WHAT TO PRODUCE - Tally every line featuring "Solar", then give that tally alone.

THE DATA -

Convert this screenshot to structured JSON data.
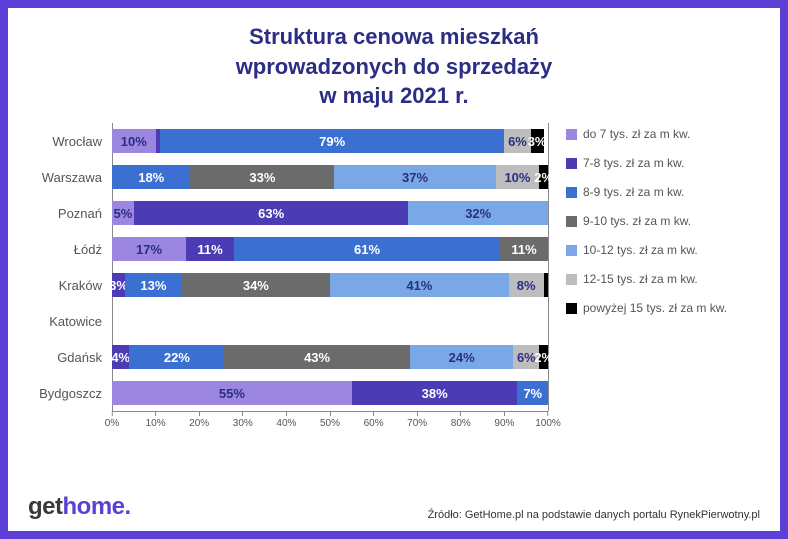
{
  "frame_border_color": "#5b3fd6",
  "title": {
    "lines": [
      "Struktura cenowa mieszkań",
      "wprowadzonych do sprzedaży",
      "w maju 2021 r."
    ],
    "color": "#2b2e83",
    "fontsize": 22
  },
  "chart": {
    "type": "stacked-bar-horizontal",
    "xlim": [
      0,
      100
    ],
    "xtick_step": 10,
    "xtick_suffix": "%",
    "grid_color": "#888888",
    "ylabel_fontsize": 13,
    "ylabel_color": "#555555",
    "bar_label_fontsize": 13,
    "categories": [
      {
        "key": "s1",
        "label": "do 7 tys. zł za m kw.",
        "color": "#9b86e0"
      },
      {
        "key": "s2",
        "label": "7-8 tys. zł za m kw.",
        "color": "#4b3bb5"
      },
      {
        "key": "s3",
        "label": "8-9 tys. zł za m kw.",
        "color": "#3b6fd1"
      },
      {
        "key": "s4",
        "label": "9-10 tys. zł za m kw.",
        "color": "#6b6b6b"
      },
      {
        "key": "s5",
        "label": "10-12 tys. zł za m kw.",
        "color": "#7aa8e6"
      },
      {
        "key": "s6",
        "label": "12-15 tys. zł za m kw.",
        "color": "#bdbdbd"
      },
      {
        "key": "s7",
        "label": "powyżej 15 tys. zł za m kw.",
        "color": "#000000"
      }
    ],
    "rows": [
      {
        "label": "Wrocław",
        "values": {
          "s1": 10,
          "s2": 1,
          "s3": 79,
          "s4": 0,
          "s5": 0,
          "s6": 6,
          "s7": 3
        }
      },
      {
        "label": "Warszawa",
        "values": {
          "s1": 0,
          "s2": 0,
          "s3": 18,
          "s4": 33,
          "s5": 37,
          "s6": 10,
          "s7": 2
        }
      },
      {
        "label": "Poznań",
        "values": {
          "s1": 5,
          "s2": 63,
          "s3": 0,
          "s4": 0,
          "s5": 32,
          "s6": 0,
          "s7": 0
        }
      },
      {
        "label": "Łódź",
        "values": {
          "s1": 17,
          "s2": 11,
          "s3": 61,
          "s4": 11,
          "s5": 0,
          "s6": 0,
          "s7": 0
        }
      },
      {
        "label": "Kraków",
        "values": {
          "s1": 0,
          "s2": 3,
          "s3": 13,
          "s4": 34,
          "s5": 41,
          "s6": 8,
          "s7": 1
        }
      },
      {
        "label": "Katowice",
        "values": {
          "s1": 0,
          "s2": 0,
          "s3": 0,
          "s4": 0,
          "s5": 0,
          "s6": 0,
          "s7": 0
        }
      },
      {
        "label": "Gdańsk",
        "values": {
          "s1": 0,
          "s2": 4,
          "s3": 22,
          "s4": 43,
          "s5": 24,
          "s6": 6,
          "s7": 2
        }
      },
      {
        "label": "Bydgoszcz",
        "values": {
          "s1": 55,
          "s2": 38,
          "s3": 7,
          "s4": 0,
          "s5": 0,
          "s6": 0,
          "s7": 0
        }
      }
    ],
    "label_hide_threshold": 2,
    "label_dark_on": [
      "s1",
      "s5",
      "s6"
    ],
    "label_light_color": "#ffffff",
    "label_dark_color": "#2b2e83"
  },
  "legend": {
    "fontsize": 12,
    "color": "#555555"
  },
  "logo": {
    "text_get": "get",
    "text_home": "home",
    "text_dot": ".",
    "color_get": "#3a3a3a",
    "color_home": "#5b3fd6",
    "color_dot": "#5b3fd6",
    "fontsize": 24
  },
  "source": {
    "text": "Źródło: GetHome.pl na podstawie danych portalu RynekPierwotny.pl",
    "fontsize": 11
  }
}
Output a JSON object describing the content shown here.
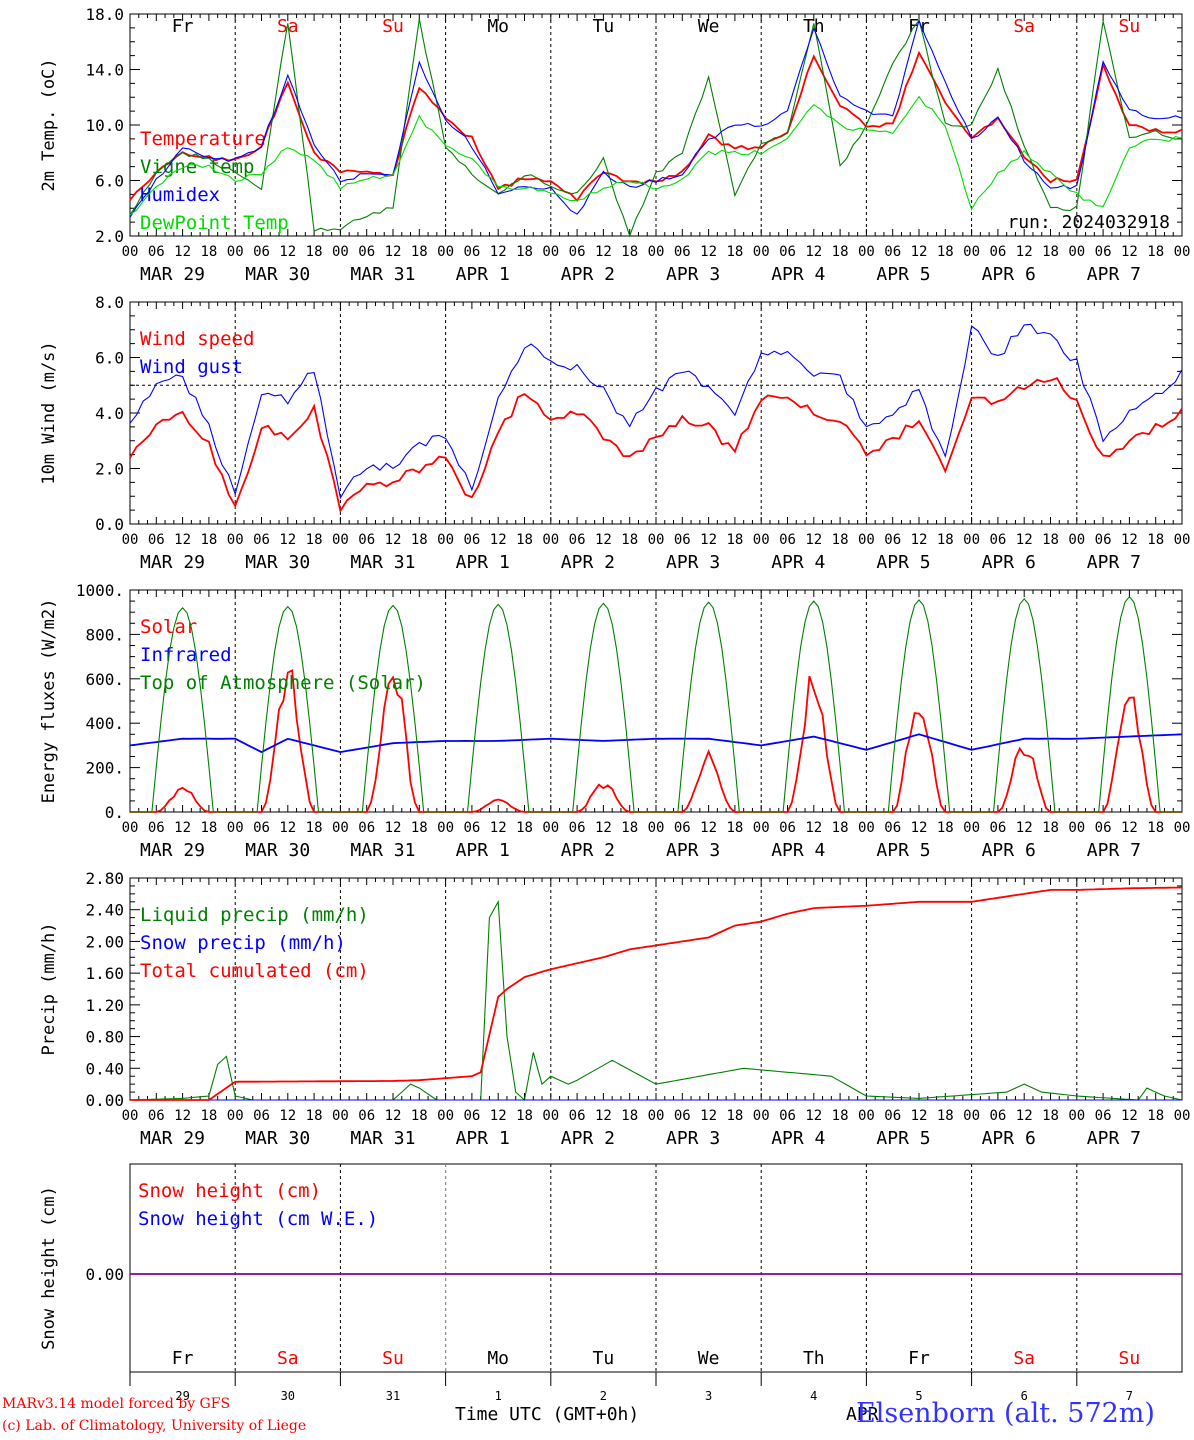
{
  "run_label": "run: 2024032918",
  "footer": {
    "model_line1": "MARv3.14 model forced by GFS",
    "model_line2": "(c) Lab. of Climatology, University of Liege",
    "time_label": "Time UTC (GMT+0h)",
    "station": "Elsenborn (alt. 572m)",
    "overlap_text": "APR"
  },
  "days": {
    "weekdays": [
      "Fr",
      "Sa",
      "Su",
      "Mo",
      "Tu",
      "We",
      "Th",
      "Fr",
      "Sa",
      "Su"
    ],
    "weekend_flags": [
      false,
      true,
      true,
      false,
      false,
      false,
      false,
      false,
      true,
      true
    ],
    "date_labels": [
      "MAR 29",
      "MAR 30",
      "MAR 31",
      "APR  1",
      "APR  2",
      "APR  3",
      "APR  4",
      "APR  5",
      "APR  6",
      "APR  7"
    ],
    "day_numbers": [
      "29",
      "30",
      "31",
      "1",
      "2",
      "3",
      "4",
      "5",
      "6",
      "7"
    ],
    "hour_ticks": [
      "00",
      "06",
      "12",
      "18"
    ]
  },
  "colors": {
    "red": "#ff0000",
    "green": "#008000",
    "blue": "#0000ff",
    "lightgreen": "#00dd00",
    "purple": "#8000a0",
    "weekend": "#ff0000"
  },
  "chart_data": [
    {
      "type": "line",
      "ylabel": "2m Temp. (oC)",
      "ylim": [
        2.0,
        18.0
      ],
      "yticks": [
        "2.0",
        "6.0",
        "10.0",
        "14.0",
        "18.0"
      ],
      "xlim_hours": [
        0,
        240
      ],
      "series": [
        {
          "name": "Temperature",
          "color": "red",
          "x": [
            0,
            6,
            12,
            18,
            24,
            30,
            36,
            42,
            48,
            54,
            60,
            66,
            72,
            78,
            84,
            90,
            96,
            102,
            108,
            114,
            120,
            126,
            132,
            138,
            144,
            150,
            156,
            162,
            168,
            174,
            180,
            186,
            192,
            198,
            204,
            210,
            216,
            222,
            228,
            234,
            240
          ],
          "values": [
            4.7,
            6.5,
            8.0,
            7.6,
            7.4,
            8.5,
            13.0,
            8.0,
            6.6,
            6.8,
            6.4,
            12.8,
            10.5,
            9.0,
            5.3,
            6.2,
            6.0,
            4.6,
            6.7,
            5.9,
            6.0,
            6.6,
            9.2,
            8.3,
            8.5,
            9.5,
            15.0,
            11.5,
            10.0,
            10.0,
            15.3,
            11.5,
            9.0,
            10.5,
            7.8,
            6.0,
            6.1,
            14.2,
            10.0,
            9.6,
            9.5
          ]
        },
        {
          "name": "Vigne temp",
          "color": "green",
          "x": [
            0,
            6,
            12,
            18,
            24,
            30,
            36,
            42,
            48,
            54,
            60,
            66,
            72,
            78,
            84,
            90,
            96,
            102,
            108,
            114,
            120,
            126,
            132,
            138,
            144,
            150,
            156,
            162,
            168,
            174,
            180,
            186,
            192,
            198,
            204,
            210,
            216,
            222,
            228,
            234,
            240
          ],
          "values": [
            3.5,
            6.5,
            8.0,
            7.5,
            6.5,
            5.5,
            17.5,
            2.5,
            2.5,
            3.5,
            4.0,
            17.5,
            8.5,
            6.5,
            5.0,
            6.5,
            5.5,
            5.0,
            7.5,
            2.0,
            6.5,
            8.0,
            13.5,
            5.0,
            8.5,
            9.5,
            17.5,
            7.0,
            10.0,
            14.5,
            17.5,
            10.0,
            10.0,
            14.0,
            8.5,
            4.0,
            4.0,
            17.5,
            9.0,
            9.5,
            9.0
          ]
        },
        {
          "name": "Humidex",
          "color": "blue",
          "x": [
            0,
            6,
            12,
            18,
            24,
            30,
            36,
            42,
            48,
            54,
            60,
            66,
            72,
            78,
            84,
            90,
            96,
            102,
            108,
            114,
            120,
            126,
            132,
            138,
            144,
            150,
            156,
            162,
            168,
            174,
            180,
            186,
            192,
            198,
            204,
            210,
            216,
            222,
            228,
            234,
            240
          ],
          "values": [
            3.3,
            6.0,
            8.5,
            7.5,
            7.5,
            8.5,
            13.5,
            8.5,
            6.0,
            6.5,
            6.5,
            14.5,
            10.5,
            8.5,
            5.0,
            5.5,
            5.5,
            3.5,
            6.5,
            5.5,
            6.0,
            6.5,
            9.0,
            10.0,
            10.0,
            11.0,
            17.0,
            12.0,
            11.0,
            10.5,
            17.5,
            13.0,
            9.0,
            10.5,
            7.5,
            5.5,
            5.5,
            14.5,
            11.0,
            10.5,
            10.5
          ]
        },
        {
          "name": "DewPoint Temp",
          "color": "lightgreen",
          "x": [
            0,
            6,
            12,
            18,
            24,
            30,
            36,
            42,
            48,
            54,
            60,
            66,
            72,
            78,
            84,
            90,
            96,
            102,
            108,
            114,
            120,
            126,
            132,
            138,
            144,
            150,
            156,
            162,
            168,
            174,
            180,
            186,
            192,
            198,
            204,
            210,
            216,
            222,
            228,
            234,
            240
          ],
          "values": [
            3.5,
            5.5,
            7.0,
            7.0,
            6.0,
            6.5,
            8.5,
            7.5,
            5.5,
            6.0,
            6.5,
            10.5,
            8.5,
            7.5,
            5.5,
            5.5,
            5.0,
            4.5,
            5.5,
            6.0,
            5.5,
            6.0,
            8.0,
            8.0,
            8.0,
            9.0,
            11.5,
            10.0,
            9.5,
            9.5,
            12.0,
            10.0,
            4.0,
            6.5,
            8.0,
            6.5,
            5.0,
            4.0,
            8.5,
            9.0,
            9.0
          ]
        }
      ],
      "annotations": [
        "run: 2024032918"
      ]
    },
    {
      "type": "line",
      "ylabel": "10m Wind (m/s)",
      "ylim": [
        0.0,
        8.0
      ],
      "yticks": [
        "0.0",
        "2.0",
        "4.0",
        "6.0",
        "8.0"
      ],
      "reference_line": 5.0,
      "xlim_hours": [
        0,
        240
      ],
      "series": [
        {
          "name": "Wind speed",
          "color": "red",
          "x": [
            0,
            6,
            12,
            18,
            24,
            30,
            36,
            42,
            48,
            54,
            60,
            66,
            72,
            78,
            84,
            90,
            96,
            102,
            108,
            114,
            120,
            126,
            132,
            138,
            144,
            150,
            156,
            162,
            168,
            174,
            180,
            186,
            192,
            198,
            204,
            210,
            216,
            222,
            228,
            234,
            240
          ],
          "values": [
            2.5,
            3.5,
            4.0,
            2.8,
            0.5,
            3.5,
            3.0,
            4.2,
            0.5,
            1.6,
            1.5,
            2.0,
            2.4,
            0.8,
            3.2,
            4.8,
            3.8,
            4.0,
            3.2,
            2.4,
            3.2,
            3.8,
            3.5,
            2.6,
            4.6,
            4.6,
            4.0,
            3.8,
            2.6,
            3.0,
            3.8,
            1.8,
            4.5,
            4.4,
            5.0,
            5.3,
            4.5,
            2.3,
            3.0,
            3.5,
            4.0
          ]
        },
        {
          "name": "Wind gust",
          "color": "blue",
          "x": [
            0,
            6,
            12,
            18,
            24,
            30,
            36,
            42,
            48,
            54,
            60,
            66,
            72,
            78,
            84,
            90,
            96,
            102,
            108,
            114,
            120,
            126,
            132,
            138,
            144,
            150,
            156,
            162,
            168,
            174,
            180,
            186,
            192,
            198,
            204,
            210,
            216,
            222,
            228,
            234,
            240
          ],
          "values": [
            3.6,
            5.0,
            5.3,
            3.5,
            1.0,
            4.8,
            4.5,
            5.6,
            1.0,
            2.1,
            2.0,
            2.8,
            3.2,
            1.3,
            4.5,
            6.5,
            5.8,
            5.6,
            4.8,
            3.5,
            4.8,
            5.5,
            5.0,
            4.0,
            6.0,
            6.3,
            5.5,
            5.3,
            3.5,
            4.0,
            4.8,
            2.3,
            7.1,
            6.0,
            7.2,
            6.8,
            5.8,
            3.0,
            4.0,
            4.6,
            5.5
          ]
        }
      ]
    },
    {
      "type": "line",
      "ylabel": "Energy fluxes (W/m2)",
      "ylim": [
        0,
        1000
      ],
      "yticks": [
        "0.",
        "200.",
        "400.",
        "600.",
        "800.",
        "1000."
      ],
      "xlim_hours": [
        0,
        240
      ],
      "series": [
        {
          "name": "Solar",
          "color": "red",
          "peaks": [
            120,
            690,
            690,
            60,
            140,
            280,
            660,
            550,
            330,
            590
          ]
        },
        {
          "name": "Infrared",
          "color": "blue",
          "x": [
            0,
            12,
            24,
            30,
            36,
            48,
            60,
            72,
            84,
            96,
            108,
            120,
            132,
            144,
            156,
            168,
            180,
            192,
            204,
            216,
            228,
            240
          ],
          "values": [
            300,
            330,
            330,
            270,
            330,
            270,
            310,
            320,
            320,
            330,
            320,
            330,
            330,
            300,
            340,
            280,
            350,
            280,
            330,
            330,
            340,
            350
          ]
        },
        {
          "name": "Top of Atmosphere (Solar)",
          "color": "green",
          "peaks": [
            920,
            925,
            930,
            935,
            940,
            945,
            950,
            955,
            960,
            970
          ]
        }
      ]
    },
    {
      "type": "line",
      "ylabel": "Precip (mm/h)",
      "ylim": [
        0.0,
        2.8
      ],
      "yticks": [
        "0.00",
        "0.40",
        "0.80",
        "1.20",
        "1.60",
        "2.00",
        "2.40",
        "2.80"
      ],
      "xlim_hours": [
        0,
        240
      ],
      "series": [
        {
          "name": "Liquid precip (mm/h)",
          "color": "green",
          "x": [
            0,
            12,
            18,
            20,
            22,
            24,
            28,
            60,
            64,
            66,
            70,
            72,
            78,
            80,
            82,
            84,
            86,
            88,
            90,
            92,
            94,
            96,
            100,
            102,
            110,
            120,
            130,
            140,
            150,
            160,
            168,
            180,
            200,
            204,
            208,
            216,
            230,
            232,
            236,
            240
          ],
          "values": [
            0,
            0.02,
            0.05,
            0.45,
            0.55,
            0.05,
            0,
            0,
            0.2,
            0.15,
            0,
            0,
            0,
            0,
            2.3,
            2.5,
            0.8,
            0.1,
            0,
            0.6,
            0.2,
            0.3,
            0.2,
            0.25,
            0.5,
            0.2,
            0.3,
            0.4,
            0.35,
            0.3,
            0.05,
            0.02,
            0.1,
            0.2,
            0.1,
            0.05,
            0,
            0.15,
            0.05,
            0
          ]
        },
        {
          "name": "Snow precip (mm/h)",
          "color": "blue",
          "x": [
            0,
            240
          ],
          "values": [
            0,
            0
          ]
        },
        {
          "name": "Total cumulated (cm)",
          "color": "red",
          "x": [
            0,
            18,
            24,
            60,
            66,
            78,
            80,
            84,
            86,
            90,
            96,
            108,
            114,
            120,
            126,
            132,
            138,
            144,
            150,
            156,
            168,
            180,
            192,
            204,
            210,
            216,
            228,
            240
          ],
          "values": [
            0,
            0,
            0.23,
            0.24,
            0.25,
            0.3,
            0.35,
            1.3,
            1.4,
            1.55,
            1.65,
            1.8,
            1.9,
            1.95,
            2.0,
            2.05,
            2.2,
            2.25,
            2.35,
            2.42,
            2.45,
            2.5,
            2.5,
            2.6,
            2.65,
            2.65,
            2.67,
            2.68
          ]
        }
      ]
    },
    {
      "type": "line",
      "ylabel": "Snow height (cm)",
      "yticks": [
        "0.00"
      ],
      "xlim_hours": [
        0,
        240
      ],
      "series": [
        {
          "name": "Snow height (cm)",
          "color": "red",
          "x": [
            0,
            240
          ],
          "values": [
            0,
            0
          ]
        },
        {
          "name": "Snow height (cm W.E.)",
          "color": "blue",
          "x": [
            0,
            240
          ],
          "values": [
            0,
            0
          ]
        }
      ]
    }
  ]
}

ANSWER TO THIS TASK - 2